▶ RECORD SET
______
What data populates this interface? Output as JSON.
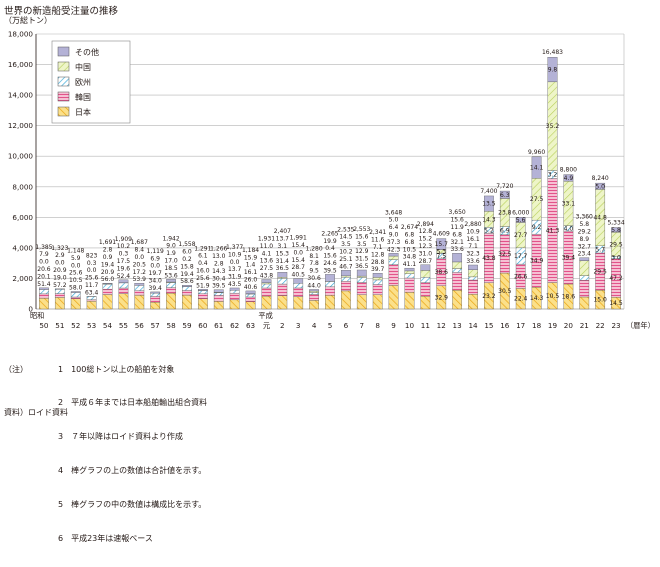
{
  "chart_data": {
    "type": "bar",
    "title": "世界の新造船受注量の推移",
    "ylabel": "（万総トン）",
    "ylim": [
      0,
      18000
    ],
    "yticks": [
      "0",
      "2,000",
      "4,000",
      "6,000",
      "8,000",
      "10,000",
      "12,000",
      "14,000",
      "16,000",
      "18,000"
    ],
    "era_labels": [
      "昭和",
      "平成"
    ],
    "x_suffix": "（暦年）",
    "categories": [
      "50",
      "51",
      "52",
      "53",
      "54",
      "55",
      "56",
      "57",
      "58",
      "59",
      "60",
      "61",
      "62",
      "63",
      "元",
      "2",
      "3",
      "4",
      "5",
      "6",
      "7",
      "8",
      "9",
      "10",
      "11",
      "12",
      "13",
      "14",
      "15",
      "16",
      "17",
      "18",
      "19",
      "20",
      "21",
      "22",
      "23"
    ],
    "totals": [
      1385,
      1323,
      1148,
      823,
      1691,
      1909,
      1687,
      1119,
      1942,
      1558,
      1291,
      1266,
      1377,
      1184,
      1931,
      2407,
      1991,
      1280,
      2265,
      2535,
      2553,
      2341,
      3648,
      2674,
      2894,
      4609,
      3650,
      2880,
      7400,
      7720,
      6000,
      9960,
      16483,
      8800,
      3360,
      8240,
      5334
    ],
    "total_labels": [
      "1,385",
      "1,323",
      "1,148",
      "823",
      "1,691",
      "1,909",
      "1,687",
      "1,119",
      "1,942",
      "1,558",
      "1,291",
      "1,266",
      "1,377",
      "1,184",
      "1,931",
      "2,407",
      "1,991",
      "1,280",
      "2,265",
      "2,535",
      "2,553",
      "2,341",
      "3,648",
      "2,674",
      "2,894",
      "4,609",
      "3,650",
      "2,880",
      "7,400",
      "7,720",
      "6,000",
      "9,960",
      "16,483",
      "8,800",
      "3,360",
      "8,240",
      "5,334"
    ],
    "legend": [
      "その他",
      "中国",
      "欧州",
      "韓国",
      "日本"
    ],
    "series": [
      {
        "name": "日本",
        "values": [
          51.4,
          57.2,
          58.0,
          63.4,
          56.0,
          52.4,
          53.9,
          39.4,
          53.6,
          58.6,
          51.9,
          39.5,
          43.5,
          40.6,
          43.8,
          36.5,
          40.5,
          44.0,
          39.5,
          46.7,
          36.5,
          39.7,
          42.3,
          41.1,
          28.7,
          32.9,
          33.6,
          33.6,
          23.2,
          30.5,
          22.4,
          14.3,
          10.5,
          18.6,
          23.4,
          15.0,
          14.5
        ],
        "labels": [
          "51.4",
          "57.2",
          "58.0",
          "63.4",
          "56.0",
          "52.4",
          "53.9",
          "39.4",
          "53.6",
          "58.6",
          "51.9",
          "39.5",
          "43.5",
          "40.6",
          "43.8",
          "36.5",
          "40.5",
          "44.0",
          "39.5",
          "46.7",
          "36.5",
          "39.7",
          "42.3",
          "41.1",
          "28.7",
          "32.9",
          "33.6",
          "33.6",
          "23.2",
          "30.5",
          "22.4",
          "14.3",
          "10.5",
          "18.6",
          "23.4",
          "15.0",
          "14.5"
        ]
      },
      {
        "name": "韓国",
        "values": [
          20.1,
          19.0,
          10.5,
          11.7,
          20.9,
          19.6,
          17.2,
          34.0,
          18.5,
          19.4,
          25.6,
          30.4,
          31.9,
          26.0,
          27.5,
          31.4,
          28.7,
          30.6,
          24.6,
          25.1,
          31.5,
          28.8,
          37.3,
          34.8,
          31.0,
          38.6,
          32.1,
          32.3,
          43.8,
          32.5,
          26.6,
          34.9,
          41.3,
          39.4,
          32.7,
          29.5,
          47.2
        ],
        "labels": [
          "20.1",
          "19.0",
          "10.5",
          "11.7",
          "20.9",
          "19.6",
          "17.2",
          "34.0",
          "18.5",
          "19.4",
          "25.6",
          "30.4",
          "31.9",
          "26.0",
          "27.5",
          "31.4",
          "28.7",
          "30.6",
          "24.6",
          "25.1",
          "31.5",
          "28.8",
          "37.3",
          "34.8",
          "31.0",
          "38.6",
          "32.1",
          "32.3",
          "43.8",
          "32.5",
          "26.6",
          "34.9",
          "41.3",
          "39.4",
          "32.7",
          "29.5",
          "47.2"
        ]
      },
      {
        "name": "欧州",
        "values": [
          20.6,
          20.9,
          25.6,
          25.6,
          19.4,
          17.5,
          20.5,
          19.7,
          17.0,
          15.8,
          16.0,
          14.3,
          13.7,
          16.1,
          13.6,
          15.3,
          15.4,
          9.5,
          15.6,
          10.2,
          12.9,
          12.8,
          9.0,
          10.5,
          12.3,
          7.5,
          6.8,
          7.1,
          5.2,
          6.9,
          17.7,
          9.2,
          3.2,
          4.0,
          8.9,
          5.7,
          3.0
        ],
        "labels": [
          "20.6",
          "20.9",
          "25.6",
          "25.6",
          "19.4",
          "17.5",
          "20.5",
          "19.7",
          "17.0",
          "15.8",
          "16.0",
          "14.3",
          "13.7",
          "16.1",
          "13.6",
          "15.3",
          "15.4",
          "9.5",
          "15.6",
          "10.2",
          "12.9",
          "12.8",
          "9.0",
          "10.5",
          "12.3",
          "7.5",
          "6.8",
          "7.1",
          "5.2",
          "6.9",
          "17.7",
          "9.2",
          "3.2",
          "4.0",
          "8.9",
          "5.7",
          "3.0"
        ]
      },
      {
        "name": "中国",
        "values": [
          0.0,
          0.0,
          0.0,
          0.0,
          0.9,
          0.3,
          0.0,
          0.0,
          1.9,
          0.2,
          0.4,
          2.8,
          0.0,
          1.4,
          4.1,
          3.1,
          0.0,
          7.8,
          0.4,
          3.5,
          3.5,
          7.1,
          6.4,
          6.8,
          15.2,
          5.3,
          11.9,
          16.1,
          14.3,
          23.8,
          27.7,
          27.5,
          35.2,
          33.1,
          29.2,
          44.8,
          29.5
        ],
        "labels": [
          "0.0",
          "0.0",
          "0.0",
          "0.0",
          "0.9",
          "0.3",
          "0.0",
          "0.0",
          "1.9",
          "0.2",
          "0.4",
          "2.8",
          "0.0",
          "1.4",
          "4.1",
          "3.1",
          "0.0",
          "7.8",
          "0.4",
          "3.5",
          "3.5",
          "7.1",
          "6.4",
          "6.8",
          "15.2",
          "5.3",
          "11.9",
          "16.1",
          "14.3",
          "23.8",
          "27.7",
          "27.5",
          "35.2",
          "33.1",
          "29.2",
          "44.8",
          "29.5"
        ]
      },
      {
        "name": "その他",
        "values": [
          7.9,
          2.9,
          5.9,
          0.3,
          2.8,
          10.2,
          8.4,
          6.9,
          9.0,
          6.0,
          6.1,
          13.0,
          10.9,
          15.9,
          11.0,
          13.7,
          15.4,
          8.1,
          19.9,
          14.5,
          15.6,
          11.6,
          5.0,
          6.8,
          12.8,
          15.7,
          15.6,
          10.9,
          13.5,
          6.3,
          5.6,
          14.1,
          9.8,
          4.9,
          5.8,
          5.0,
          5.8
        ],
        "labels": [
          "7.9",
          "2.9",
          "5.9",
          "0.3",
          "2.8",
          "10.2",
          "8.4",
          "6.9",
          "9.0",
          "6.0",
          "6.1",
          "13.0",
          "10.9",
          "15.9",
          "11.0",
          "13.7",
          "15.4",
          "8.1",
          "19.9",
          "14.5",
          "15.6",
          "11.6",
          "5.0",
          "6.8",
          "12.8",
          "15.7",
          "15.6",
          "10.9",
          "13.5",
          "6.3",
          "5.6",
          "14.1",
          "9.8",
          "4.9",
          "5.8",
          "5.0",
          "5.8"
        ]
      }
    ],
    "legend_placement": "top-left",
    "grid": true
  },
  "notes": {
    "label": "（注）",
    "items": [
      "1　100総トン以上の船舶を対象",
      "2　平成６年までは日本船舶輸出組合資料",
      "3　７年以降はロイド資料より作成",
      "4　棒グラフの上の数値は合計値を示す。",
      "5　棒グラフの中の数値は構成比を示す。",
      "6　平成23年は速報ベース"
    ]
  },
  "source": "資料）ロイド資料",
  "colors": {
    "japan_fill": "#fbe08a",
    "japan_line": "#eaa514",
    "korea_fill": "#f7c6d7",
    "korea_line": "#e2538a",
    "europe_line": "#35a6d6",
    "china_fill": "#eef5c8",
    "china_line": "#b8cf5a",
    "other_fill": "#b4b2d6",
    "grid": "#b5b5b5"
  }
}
______
▶ WHAT IS REQUIRED
Tell how many lines hold the string "name", giving the number and nothing else.

▶ SOLUTION TO THIS EXERCISE
5